EXERCISE GOAL ▸ Output solely the number of lines containing the string "generalized".

━━━━━━━━━━━━━━━━━━━━

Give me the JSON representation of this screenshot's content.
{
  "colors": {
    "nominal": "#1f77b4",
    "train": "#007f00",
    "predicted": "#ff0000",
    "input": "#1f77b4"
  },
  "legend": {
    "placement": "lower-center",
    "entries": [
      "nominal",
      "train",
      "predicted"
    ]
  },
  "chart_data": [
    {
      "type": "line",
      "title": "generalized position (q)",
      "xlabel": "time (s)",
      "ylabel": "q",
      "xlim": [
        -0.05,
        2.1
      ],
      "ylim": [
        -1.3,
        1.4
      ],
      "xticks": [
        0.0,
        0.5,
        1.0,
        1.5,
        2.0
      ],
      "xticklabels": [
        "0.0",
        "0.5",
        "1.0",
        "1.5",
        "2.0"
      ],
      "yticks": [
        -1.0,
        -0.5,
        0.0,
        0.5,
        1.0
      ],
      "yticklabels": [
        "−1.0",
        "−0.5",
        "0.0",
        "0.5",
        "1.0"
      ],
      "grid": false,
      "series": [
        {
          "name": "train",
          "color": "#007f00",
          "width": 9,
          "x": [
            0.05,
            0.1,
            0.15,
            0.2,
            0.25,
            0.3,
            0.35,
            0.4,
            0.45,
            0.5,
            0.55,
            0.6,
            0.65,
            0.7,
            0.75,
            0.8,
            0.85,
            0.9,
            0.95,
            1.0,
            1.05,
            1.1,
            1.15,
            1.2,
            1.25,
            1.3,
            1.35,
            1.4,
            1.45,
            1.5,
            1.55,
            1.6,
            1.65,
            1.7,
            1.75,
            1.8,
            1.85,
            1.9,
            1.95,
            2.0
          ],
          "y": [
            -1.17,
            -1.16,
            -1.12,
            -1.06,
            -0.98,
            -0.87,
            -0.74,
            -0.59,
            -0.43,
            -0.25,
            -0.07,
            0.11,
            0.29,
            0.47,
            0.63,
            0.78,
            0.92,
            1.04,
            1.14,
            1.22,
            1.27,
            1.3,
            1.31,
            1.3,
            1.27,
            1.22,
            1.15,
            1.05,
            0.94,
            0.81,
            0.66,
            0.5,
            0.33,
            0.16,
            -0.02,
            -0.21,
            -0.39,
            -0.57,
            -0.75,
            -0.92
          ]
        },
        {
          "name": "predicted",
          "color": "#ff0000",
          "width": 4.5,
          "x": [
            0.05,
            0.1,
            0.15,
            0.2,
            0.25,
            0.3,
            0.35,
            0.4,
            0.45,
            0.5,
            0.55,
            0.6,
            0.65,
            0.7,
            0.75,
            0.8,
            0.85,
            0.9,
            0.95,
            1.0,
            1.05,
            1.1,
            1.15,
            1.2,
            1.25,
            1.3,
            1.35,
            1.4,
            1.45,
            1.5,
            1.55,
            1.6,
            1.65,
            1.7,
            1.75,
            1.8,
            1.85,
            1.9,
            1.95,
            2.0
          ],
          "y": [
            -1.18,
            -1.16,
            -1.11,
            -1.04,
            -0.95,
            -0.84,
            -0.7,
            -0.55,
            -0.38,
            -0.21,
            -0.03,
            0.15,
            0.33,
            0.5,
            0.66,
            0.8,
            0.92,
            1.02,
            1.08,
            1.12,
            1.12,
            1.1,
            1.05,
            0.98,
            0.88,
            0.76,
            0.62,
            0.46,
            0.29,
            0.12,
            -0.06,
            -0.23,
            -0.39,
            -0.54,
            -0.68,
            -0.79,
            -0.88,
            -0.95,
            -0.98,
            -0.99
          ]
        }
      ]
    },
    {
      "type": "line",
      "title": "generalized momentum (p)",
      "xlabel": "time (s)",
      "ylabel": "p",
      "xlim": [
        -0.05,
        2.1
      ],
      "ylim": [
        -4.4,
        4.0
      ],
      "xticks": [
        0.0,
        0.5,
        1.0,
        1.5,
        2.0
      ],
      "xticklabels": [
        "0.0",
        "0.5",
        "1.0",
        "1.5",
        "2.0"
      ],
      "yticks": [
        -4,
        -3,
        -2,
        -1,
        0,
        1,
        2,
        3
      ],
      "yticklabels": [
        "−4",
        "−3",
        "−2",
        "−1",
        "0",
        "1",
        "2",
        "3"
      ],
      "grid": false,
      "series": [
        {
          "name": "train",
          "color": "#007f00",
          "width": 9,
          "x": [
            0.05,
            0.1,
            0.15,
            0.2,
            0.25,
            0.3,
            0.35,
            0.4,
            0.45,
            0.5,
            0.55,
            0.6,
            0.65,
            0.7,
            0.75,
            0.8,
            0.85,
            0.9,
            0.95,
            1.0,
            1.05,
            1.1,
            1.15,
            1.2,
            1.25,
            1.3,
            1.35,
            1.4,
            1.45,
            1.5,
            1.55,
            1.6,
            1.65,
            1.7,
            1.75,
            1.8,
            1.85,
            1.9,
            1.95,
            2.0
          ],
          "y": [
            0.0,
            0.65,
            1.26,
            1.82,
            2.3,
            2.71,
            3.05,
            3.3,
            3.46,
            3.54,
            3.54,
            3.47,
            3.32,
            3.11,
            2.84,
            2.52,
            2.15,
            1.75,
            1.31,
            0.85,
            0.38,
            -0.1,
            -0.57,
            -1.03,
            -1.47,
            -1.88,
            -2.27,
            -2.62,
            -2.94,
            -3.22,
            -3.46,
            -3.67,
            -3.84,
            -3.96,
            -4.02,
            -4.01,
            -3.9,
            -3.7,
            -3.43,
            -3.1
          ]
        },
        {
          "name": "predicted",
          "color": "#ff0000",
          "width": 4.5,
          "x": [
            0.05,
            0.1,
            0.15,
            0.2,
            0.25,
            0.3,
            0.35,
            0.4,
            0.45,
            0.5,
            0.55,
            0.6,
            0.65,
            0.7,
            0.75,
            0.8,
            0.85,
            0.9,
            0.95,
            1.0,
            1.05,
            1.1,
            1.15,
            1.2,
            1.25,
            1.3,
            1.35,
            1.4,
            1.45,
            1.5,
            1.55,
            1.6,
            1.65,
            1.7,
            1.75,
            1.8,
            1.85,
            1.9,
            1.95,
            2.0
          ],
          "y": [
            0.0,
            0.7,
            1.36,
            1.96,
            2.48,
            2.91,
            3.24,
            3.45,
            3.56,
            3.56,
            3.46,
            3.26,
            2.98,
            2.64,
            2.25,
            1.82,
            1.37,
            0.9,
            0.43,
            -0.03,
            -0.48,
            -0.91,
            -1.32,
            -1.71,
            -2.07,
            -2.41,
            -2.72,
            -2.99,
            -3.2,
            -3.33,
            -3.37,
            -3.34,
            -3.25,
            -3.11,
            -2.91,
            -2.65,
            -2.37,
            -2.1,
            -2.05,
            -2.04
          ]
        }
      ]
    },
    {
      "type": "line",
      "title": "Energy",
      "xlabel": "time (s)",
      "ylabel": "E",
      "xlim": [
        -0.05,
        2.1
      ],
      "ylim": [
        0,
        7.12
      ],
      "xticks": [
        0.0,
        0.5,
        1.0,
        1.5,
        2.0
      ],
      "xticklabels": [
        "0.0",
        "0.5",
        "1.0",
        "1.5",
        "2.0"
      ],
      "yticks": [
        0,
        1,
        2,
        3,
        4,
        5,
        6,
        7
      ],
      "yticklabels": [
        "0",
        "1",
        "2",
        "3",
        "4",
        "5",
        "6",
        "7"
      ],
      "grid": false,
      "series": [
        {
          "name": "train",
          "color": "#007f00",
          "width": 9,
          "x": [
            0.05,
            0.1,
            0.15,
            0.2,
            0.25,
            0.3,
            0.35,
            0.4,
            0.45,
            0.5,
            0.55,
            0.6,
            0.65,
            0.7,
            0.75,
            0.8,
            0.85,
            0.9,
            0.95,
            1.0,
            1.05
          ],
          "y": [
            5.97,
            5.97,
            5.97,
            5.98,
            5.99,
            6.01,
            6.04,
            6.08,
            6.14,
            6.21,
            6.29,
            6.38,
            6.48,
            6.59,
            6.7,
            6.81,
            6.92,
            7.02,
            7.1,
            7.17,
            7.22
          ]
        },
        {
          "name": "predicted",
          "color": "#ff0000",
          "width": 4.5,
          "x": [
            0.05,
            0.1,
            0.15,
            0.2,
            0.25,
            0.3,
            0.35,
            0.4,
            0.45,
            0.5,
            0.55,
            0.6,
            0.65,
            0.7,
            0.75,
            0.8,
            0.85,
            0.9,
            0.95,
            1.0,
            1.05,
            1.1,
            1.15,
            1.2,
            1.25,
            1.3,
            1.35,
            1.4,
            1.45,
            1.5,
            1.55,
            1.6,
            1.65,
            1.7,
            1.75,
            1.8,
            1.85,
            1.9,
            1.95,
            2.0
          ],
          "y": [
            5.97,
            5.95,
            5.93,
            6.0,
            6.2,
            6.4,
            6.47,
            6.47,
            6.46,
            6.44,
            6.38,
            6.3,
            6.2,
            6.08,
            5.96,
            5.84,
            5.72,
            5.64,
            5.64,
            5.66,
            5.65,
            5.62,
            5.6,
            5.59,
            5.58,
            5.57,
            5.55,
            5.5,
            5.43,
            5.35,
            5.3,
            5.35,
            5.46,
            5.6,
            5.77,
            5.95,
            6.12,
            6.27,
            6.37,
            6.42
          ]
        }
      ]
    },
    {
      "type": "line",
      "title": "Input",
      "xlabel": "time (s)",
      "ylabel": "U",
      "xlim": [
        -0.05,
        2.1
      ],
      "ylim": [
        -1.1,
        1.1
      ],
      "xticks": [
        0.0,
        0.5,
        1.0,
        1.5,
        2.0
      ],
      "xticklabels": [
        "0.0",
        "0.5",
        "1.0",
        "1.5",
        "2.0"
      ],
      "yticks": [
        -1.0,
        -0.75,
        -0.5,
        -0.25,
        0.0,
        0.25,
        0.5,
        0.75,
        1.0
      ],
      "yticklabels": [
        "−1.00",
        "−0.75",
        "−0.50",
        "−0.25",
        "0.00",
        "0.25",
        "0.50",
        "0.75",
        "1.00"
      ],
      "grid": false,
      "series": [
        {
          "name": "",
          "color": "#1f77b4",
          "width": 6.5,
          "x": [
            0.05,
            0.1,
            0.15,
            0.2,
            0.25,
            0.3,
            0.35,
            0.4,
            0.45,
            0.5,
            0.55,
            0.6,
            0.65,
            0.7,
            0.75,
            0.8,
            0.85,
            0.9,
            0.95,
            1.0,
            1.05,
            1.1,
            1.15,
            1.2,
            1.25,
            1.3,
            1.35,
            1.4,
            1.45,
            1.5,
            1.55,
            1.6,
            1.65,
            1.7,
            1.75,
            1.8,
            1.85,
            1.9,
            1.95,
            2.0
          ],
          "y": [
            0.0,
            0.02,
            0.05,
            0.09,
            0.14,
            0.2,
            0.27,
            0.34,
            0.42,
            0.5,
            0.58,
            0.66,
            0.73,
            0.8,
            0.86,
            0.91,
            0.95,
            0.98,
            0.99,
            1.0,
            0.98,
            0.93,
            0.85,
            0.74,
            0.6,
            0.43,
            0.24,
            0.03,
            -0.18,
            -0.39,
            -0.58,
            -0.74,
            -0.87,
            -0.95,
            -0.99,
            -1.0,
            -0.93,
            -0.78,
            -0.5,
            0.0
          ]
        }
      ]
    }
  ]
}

━━━━━━━━━━━━━━━━━━━━

ANSWER FOR THIS EXERCISE ▸ 2